● TRY IT:
An unchanged copy of every record below, without pictures, is the goal.

*** DATA LISTING Section Begins ***

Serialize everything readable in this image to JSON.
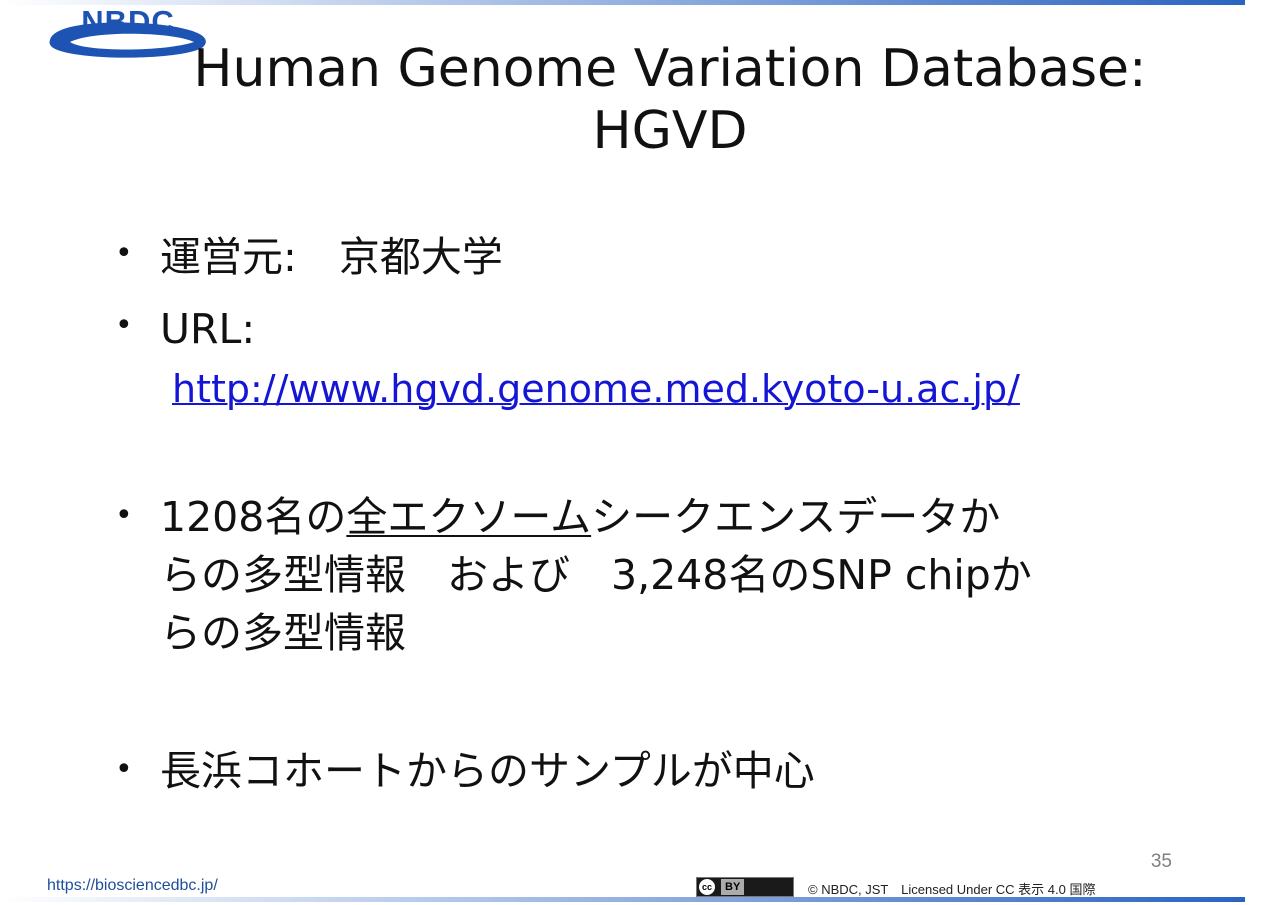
{
  "logo": {
    "text": "NBDC"
  },
  "title": {
    "line1": "Human Genome Variation Database:",
    "line2": "HGVD"
  },
  "bullets": {
    "operator": {
      "label": "運営元:",
      "value": "京都大学"
    },
    "url": {
      "label": "URL:",
      "link": "http://www.hgvd.genome.med.kyoto-u.ac.jp/"
    },
    "data": {
      "line1_a": "1208名の",
      "line1_underlined": "全エクソーム",
      "line1_b": "シークエンスデータか",
      "line2": "らの多型情報　および　3,248名のSNP chipか",
      "line3": "らの多型情報"
    },
    "samples": {
      "text": "長浜コホートからのサンプルが中心"
    }
  },
  "footer": {
    "page_number": "35",
    "site_url": "https://biosciencedbc.jp/",
    "cc_label": "cc",
    "by_label": "BY",
    "license": "© NBDC, JST　Licensed Under CC 表示 4.0 国際"
  },
  "colors": {
    "accent": "#2a63c2",
    "logo": "#1d54b3",
    "link": "#1515d6"
  }
}
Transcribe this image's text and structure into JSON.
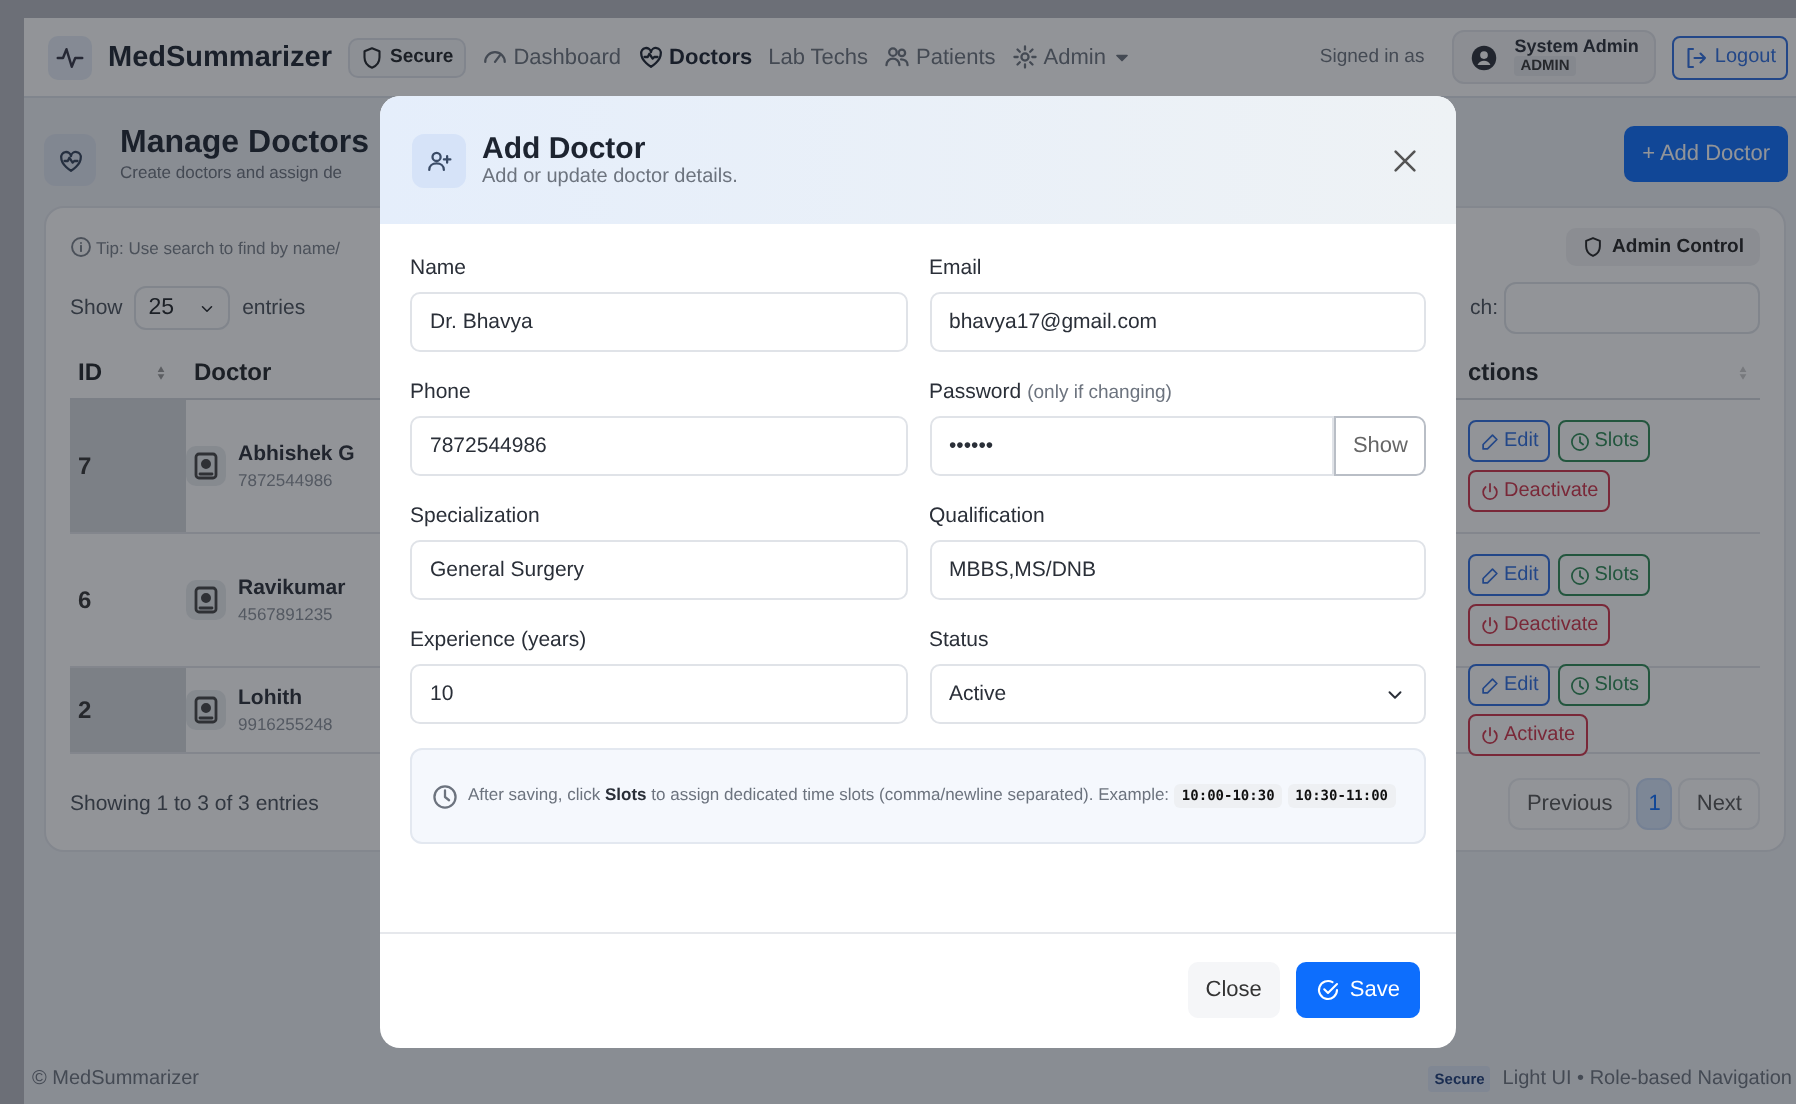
{
  "navbar": {
    "brand": "MedSummarizer",
    "badge": "Secure",
    "items": [
      {
        "label": "Dashboard",
        "selected": false,
        "menu": false
      },
      {
        "label": "Doctors",
        "selected": true,
        "menu": false
      },
      {
        "label": "Lab Techs",
        "selected": false,
        "menu": false
      },
      {
        "label": "Patients",
        "selected": false,
        "menu": false
      },
      {
        "label": "Admin",
        "selected": false,
        "menu": true
      }
    ],
    "signed_in_label": "Signed in as",
    "user_name": "System Admin",
    "user_role": "ADMIN",
    "logout": "Logout"
  },
  "header": {
    "title": "Manage Doctors",
    "subtitle": "Create doctors and assign de",
    "add_button": "+ Add Doctor"
  },
  "card": {
    "tip": "Tip: Use search to find by name/",
    "badge": "Admin Control",
    "show_label": "Show",
    "page_size": "25",
    "entries_label": "entries",
    "search_label": "ch:",
    "columns": [
      "ID",
      "Doctor",
      "ctions"
    ],
    "rows": [
      {
        "id": "7",
        "name": "Abhishek G",
        "phone": "7872544986",
        "shaded": true,
        "actions": [
          {
            "kind": "edit",
            "label": "Edit"
          },
          {
            "kind": "slots",
            "label": "Slots"
          },
          {
            "kind": "deactivate",
            "label": "Deactivate"
          }
        ]
      },
      {
        "id": "6",
        "name": "Ravikumar",
        "phone": "4567891235",
        "shaded": false,
        "actions": [
          {
            "kind": "edit",
            "label": "Edit"
          },
          {
            "kind": "slots",
            "label": "Slots"
          },
          {
            "kind": "deactivate",
            "label": "Deactivate"
          }
        ]
      },
      {
        "id": "2",
        "name": "Lohith",
        "phone": "9916255248",
        "shaded": true,
        "actions": [
          {
            "kind": "edit",
            "label": "Edit"
          },
          {
            "kind": "slots",
            "label": "Slots"
          },
          {
            "kind": "activate",
            "label": "Activate"
          }
        ]
      }
    ],
    "info": "Showing 1 to 3 of 3 entries",
    "pagination": [
      {
        "label": "Previous",
        "selected": false
      },
      {
        "label": "1",
        "selected": true
      },
      {
        "label": "Next",
        "selected": false
      }
    ]
  },
  "footer": {
    "copyright": "© MedSummarizer",
    "badge": "Secure",
    "note": "Light UI • Role-based Navigation"
  },
  "modal": {
    "title": "Add Doctor",
    "subtitle": "Add or update doctor details.",
    "fields": [
      {
        "kind": "text",
        "label": "Name",
        "value": "Dr. Bhavya"
      },
      {
        "kind": "text",
        "label": "Email",
        "value": "bhavya17@gmail.com"
      },
      {
        "kind": "text",
        "label": "Phone",
        "value": "7872544986"
      },
      {
        "kind": "password",
        "label": "Password",
        "note": "(only if changing)",
        "value": "••••••",
        "button": "Show"
      },
      {
        "kind": "text",
        "label": "Specialization",
        "value": "General Surgery"
      },
      {
        "kind": "text",
        "label": "Qualification",
        "value": "MBBS,MS/DNB"
      },
      {
        "kind": "text",
        "label": "Experience (years)",
        "value": "10"
      },
      {
        "kind": "select",
        "label": "Status",
        "value": "Active"
      }
    ],
    "hint": "After saving, click **Slots** to assign dedicated time slots (comma/newline separated). Example:",
    "examples": [
      "10:00-10:30",
      "10:30-11:00"
    ],
    "close": "Close",
    "save": "Save"
  }
}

*** DATA LISTING Section Ends ***

● ANSWER SPACE:
Serialize everything readable in this image to JSON.
{
  "logo": {
    "text": "NBDC"
  },
  "title": {
    "line1": "Human Genome Variation Database:",
    "line2": "HGVD"
  },
  "bullets": {
    "operator": {
      "label": "運営元:",
      "value": "京都大学"
    },
    "url": {
      "label": "URL:",
      "link": "http://www.hgvd.genome.med.kyoto-u.ac.jp/"
    },
    "data": {
      "line1_a": "1208名の",
      "line1_underlined": "全エクソーム",
      "line1_b": "シークエンスデータか",
      "line2": "らの多型情報　および　3,248名のSNP chipか",
      "line3": "らの多型情報"
    },
    "samples": {
      "text": "長浜コホートからのサンプルが中心"
    }
  },
  "footer": {
    "page_number": "35",
    "site_url": "https://biosciencedbc.jp/",
    "cc_label": "cc",
    "by_label": "BY",
    "license": "© NBDC, JST　Licensed Under CC 表示 4.0 国際"
  },
  "colors": {
    "accent": "#2a63c2",
    "logo": "#1d54b3",
    "link": "#1515d6"
  }
}
Transcribe this image's text and structure into JSON.
{
  "navbar": {
    "brand": "MedSummarizer",
    "badge": "Secure",
    "items": [
      {
        "label": "Dashboard",
        "selected": false,
        "menu": false
      },
      {
        "label": "Doctors",
        "selected": true,
        "menu": false
      },
      {
        "label": "Lab Techs",
        "selected": false,
        "menu": false
      },
      {
        "label": "Patients",
        "selected": false,
        "menu": false
      },
      {
        "label": "Admin",
        "selected": false,
        "menu": true
      }
    ],
    "signed_in_label": "Signed in as",
    "user_name": "System Admin",
    "user_role": "ADMIN",
    "logout": "Logout"
  },
  "header": {
    "title": "Manage Doctors",
    "subtitle": "Create doctors and assign de",
    "add_button": "+ Add Doctor"
  },
  "card": {
    "tip": "Tip: Use search to find by name/",
    "badge": "Admin Control",
    "show_label": "Show",
    "page_size": "25",
    "entries_label": "entries",
    "search_label": "ch:",
    "columns": [
      "ID",
      "Doctor",
      "ctions"
    ],
    "rows": [
      {
        "id": "7",
        "name": "Abhishek G",
        "phone": "7872544986",
        "shaded": true,
        "actions": [
          {
            "kind": "edit",
            "label": "Edit"
          },
          {
            "kind": "slots",
            "label": "Slots"
          },
          {
            "kind": "deactivate",
            "label": "Deactivate"
          }
        ]
      },
      {
        "id": "6",
        "name": "Ravikumar",
        "phone": "4567891235",
        "shaded": false,
        "actions": [
          {
            "kind": "edit",
            "label": "Edit"
          },
          {
            "kind": "slots",
            "label": "Slots"
          },
          {
            "kind": "deactivate",
            "label": "Deactivate"
          }
        ]
      },
      {
        "id": "2",
        "name": "Lohith",
        "phone": "9916255248",
        "shaded": true,
        "actions": [
          {
            "kind": "edit",
            "label": "Edit"
          },
          {
            "kind": "slots",
            "label": "Slots"
          },
          {
            "kind": "activate",
            "label": "Activate"
          }
        ]
      }
    ],
    "info": "Showing 1 to 3 of 3 entries",
    "pagination": [
      {
        "label": "Previous",
        "selected": false
      },
      {
        "label": "1",
        "selected": true
      },
      {
        "label": "Next",
        "selected": false
      }
    ]
  },
  "footer": {
    "copyright": "© MedSummarizer",
    "badge": "Secure",
    "note": "Light UI • Role-based Navigation"
  },
  "modal": {
    "title": "Add Doctor",
    "subtitle": "Add or update doctor details.",
    "fields": [
      {
        "kind": "text",
        "label": "Name",
        "value": "Dr. Bhavya"
      },
      {
        "kind": "text",
        "label": "Email",
        "value": "bhavya17@gmail.com"
      },
      {
        "kind": "text",
        "label": "Phone",
        "value": "7872544986"
      },
      {
        "kind": "password",
        "label": "Password",
        "note": "(only if changing)",
        "value": "••••••",
        "button": "Show"
      },
      {
        "kind": "text",
        "label": "Specialization",
        "value": "General Surgery"
      },
      {
        "kind": "text",
        "label": "Qualification",
        "value": "MBBS,MS/DNB"
      },
      {
        "kind": "text",
        "label": "Experience (years)",
        "value": "10"
      },
      {
        "kind": "select",
        "label": "Status",
        "value": "Active"
      }
    ],
    "hint": "After saving, click **Slots** to assign dedicated time slots (comma/newline separated). Example:",
    "examples": [
      "10:00-10:30",
      "10:30-11:00"
    ],
    "close": "Close",
    "save": "Save"
  }
}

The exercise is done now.